━━ Data for the task

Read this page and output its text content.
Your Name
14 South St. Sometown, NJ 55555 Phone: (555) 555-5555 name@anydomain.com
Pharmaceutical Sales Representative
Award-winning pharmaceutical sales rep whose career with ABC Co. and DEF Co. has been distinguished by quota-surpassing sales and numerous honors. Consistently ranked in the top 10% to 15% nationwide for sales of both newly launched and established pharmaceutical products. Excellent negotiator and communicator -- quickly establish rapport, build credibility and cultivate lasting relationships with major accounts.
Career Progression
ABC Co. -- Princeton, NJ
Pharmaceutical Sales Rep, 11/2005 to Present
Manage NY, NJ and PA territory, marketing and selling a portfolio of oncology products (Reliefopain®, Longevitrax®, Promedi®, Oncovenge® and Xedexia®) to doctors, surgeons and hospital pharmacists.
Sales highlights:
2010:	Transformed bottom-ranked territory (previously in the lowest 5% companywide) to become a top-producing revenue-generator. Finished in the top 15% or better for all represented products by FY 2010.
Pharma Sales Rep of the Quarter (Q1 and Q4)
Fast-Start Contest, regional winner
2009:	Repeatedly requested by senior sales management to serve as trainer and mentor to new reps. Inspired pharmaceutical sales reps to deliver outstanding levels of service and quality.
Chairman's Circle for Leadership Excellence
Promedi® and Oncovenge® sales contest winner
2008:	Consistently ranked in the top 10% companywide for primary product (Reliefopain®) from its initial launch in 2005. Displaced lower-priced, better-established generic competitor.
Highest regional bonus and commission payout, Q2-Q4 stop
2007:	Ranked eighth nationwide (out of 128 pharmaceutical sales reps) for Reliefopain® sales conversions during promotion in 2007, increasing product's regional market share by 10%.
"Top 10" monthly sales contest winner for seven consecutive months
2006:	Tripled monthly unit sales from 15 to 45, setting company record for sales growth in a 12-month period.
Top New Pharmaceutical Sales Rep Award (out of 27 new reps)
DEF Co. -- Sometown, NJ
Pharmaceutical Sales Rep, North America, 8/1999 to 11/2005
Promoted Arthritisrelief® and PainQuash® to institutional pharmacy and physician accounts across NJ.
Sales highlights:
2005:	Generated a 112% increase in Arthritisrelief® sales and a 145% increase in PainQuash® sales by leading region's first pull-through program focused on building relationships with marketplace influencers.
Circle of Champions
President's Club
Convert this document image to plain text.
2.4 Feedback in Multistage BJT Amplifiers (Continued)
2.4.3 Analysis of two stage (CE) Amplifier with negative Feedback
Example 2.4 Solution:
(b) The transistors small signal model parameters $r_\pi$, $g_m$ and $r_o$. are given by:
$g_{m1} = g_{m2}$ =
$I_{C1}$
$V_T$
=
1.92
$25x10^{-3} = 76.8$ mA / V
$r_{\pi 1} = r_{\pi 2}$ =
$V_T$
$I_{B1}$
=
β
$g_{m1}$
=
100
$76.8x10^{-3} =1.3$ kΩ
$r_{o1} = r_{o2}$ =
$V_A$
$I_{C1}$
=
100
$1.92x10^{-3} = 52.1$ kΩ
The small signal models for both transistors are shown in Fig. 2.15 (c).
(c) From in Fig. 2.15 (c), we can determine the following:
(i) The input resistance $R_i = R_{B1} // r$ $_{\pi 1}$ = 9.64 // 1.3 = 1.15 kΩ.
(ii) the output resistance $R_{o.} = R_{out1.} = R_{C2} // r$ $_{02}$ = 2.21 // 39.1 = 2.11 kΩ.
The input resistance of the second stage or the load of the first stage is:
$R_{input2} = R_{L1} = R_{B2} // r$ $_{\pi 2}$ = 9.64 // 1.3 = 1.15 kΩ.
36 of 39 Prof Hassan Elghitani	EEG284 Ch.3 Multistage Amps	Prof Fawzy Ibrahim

━━━━

* [What this task involves] How many lines in the records above hold the word "signal"? Give only the number.

* [Full solution] 2